## The request
Copy out the whole listing exactly as written, leaving the pictures behind.

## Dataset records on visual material
Start

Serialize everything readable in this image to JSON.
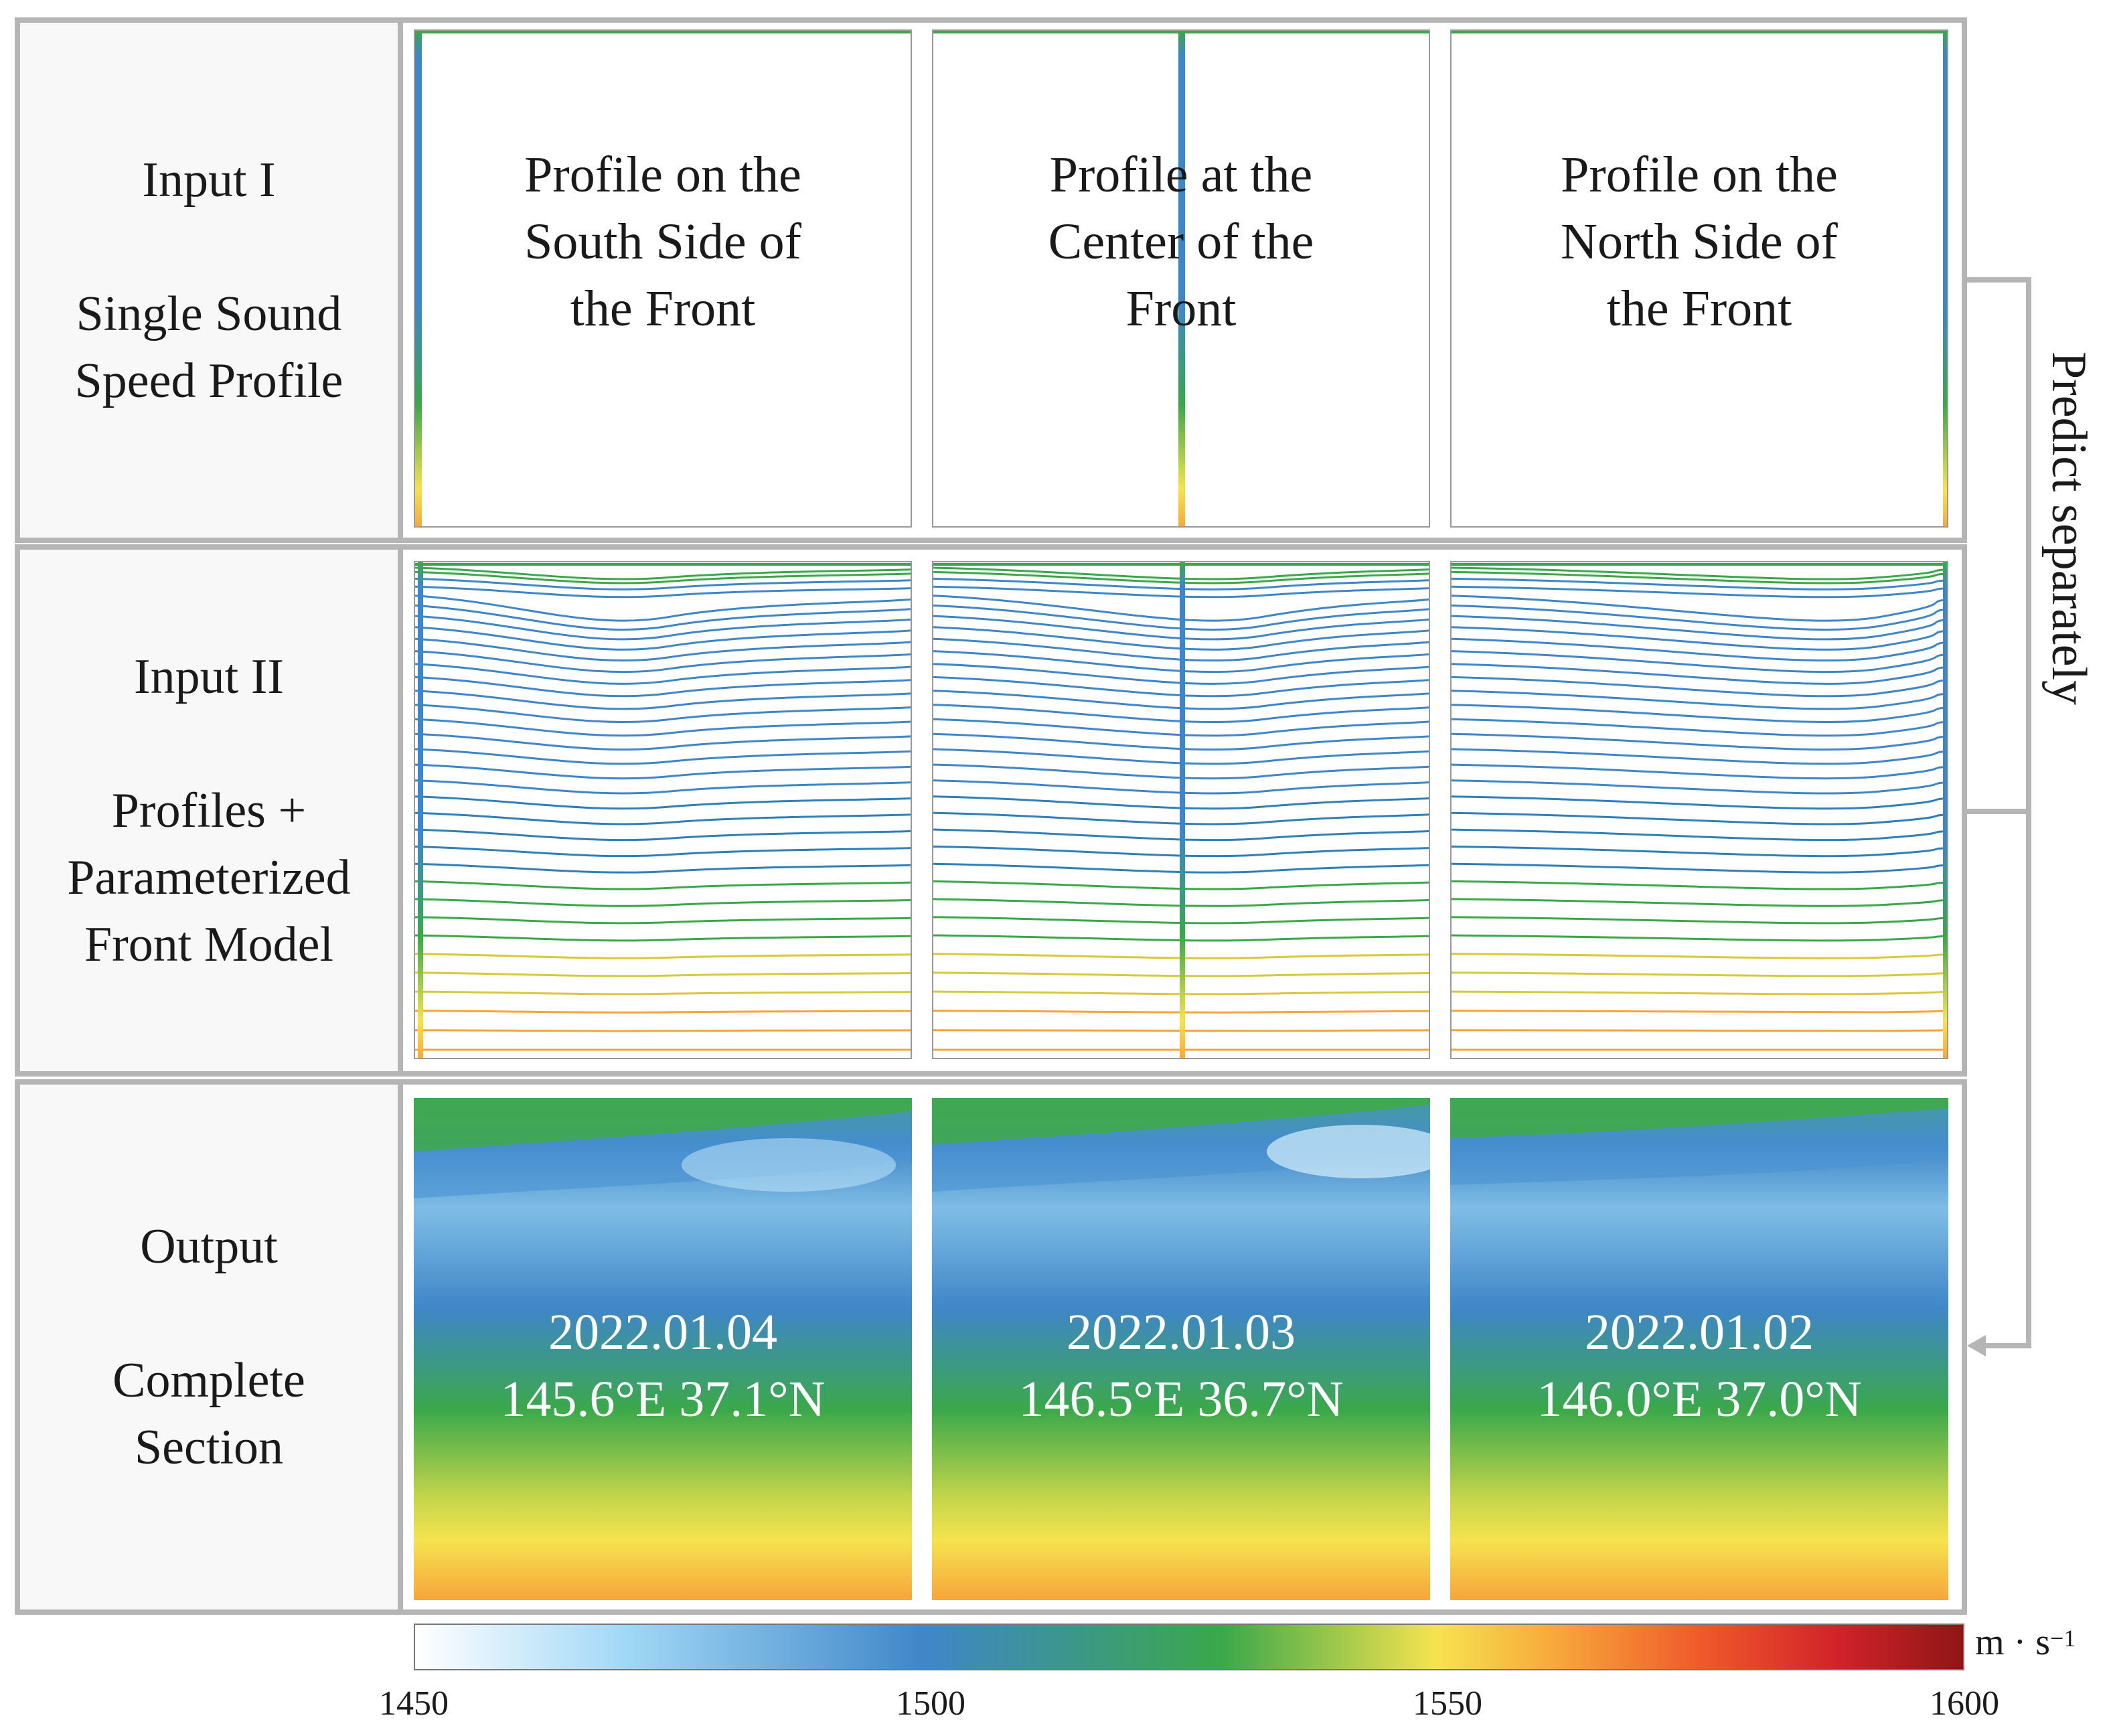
{
  "rows": [
    {
      "title": "Input I",
      "body": "Single Sound\nSpeed Profile"
    },
    {
      "title": "Input II",
      "body": "Profiles +\nParameterized\nFront Model"
    },
    {
      "title": "Output",
      "body": "Complete\nSection"
    }
  ],
  "profiles": [
    {
      "text": "Profile on the\nSouth Side of\nthe Front"
    },
    {
      "text": "Profile at the\nCenter of the\nFront"
    },
    {
      "text": "Profile on the\nNorth Side of\nthe Front"
    }
  ],
  "outputs": [
    {
      "date": "2022.01.04",
      "coords": "145.6°E 37.1°N"
    },
    {
      "date": "2022.01.03",
      "coords": "146.5°E 36.7°N"
    },
    {
      "date": "2022.01.02",
      "coords": "146.0°E 37.0°N"
    }
  ],
  "predict_label": "Predict separately",
  "colorbar": {
    "min": 1450,
    "max": 1600,
    "ticks": [
      "1450",
      "1500",
      "1550",
      "1600"
    ],
    "unit_base": "m · s",
    "unit_exp": "−1"
  },
  "colors": {
    "frame": "#b5b5b5",
    "blue": "#3f86c8",
    "green": "#3aa84a",
    "yellow": "#f6e34e",
    "orange": "#f7a53b"
  }
}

End

## Finished exercise
Serialize everything readable in this image to JSON.
{
  "rows": [
    {
      "title": "Input I",
      "body": "Single Sound\nSpeed Profile"
    },
    {
      "title": "Input II",
      "body": "Profiles +\nParameterized\nFront Model"
    },
    {
      "title": "Output",
      "body": "Complete\nSection"
    }
  ],
  "profiles": [
    {
      "text": "Profile on the\nSouth Side of\nthe Front"
    },
    {
      "text": "Profile at the\nCenter of the\nFront"
    },
    {
      "text": "Profile on the\nNorth Side of\nthe Front"
    }
  ],
  "outputs": [
    {
      "date": "2022.01.04",
      "coords": "145.6°E 37.1°N"
    },
    {
      "date": "2022.01.03",
      "coords": "146.5°E 36.7°N"
    },
    {
      "date": "2022.01.02",
      "coords": "146.0°E 37.0°N"
    }
  ],
  "predict_label": "Predict separately",
  "colorbar": {
    "min": 1450,
    "max": 1600,
    "ticks": [
      "1450",
      "1500",
      "1550",
      "1600"
    ],
    "unit_base": "m · s",
    "unit_exp": "−1"
  },
  "colors": {
    "frame": "#b5b5b5",
    "blue": "#3f86c8",
    "green": "#3aa84a",
    "yellow": "#f6e34e",
    "orange": "#f7a53b"
  }
}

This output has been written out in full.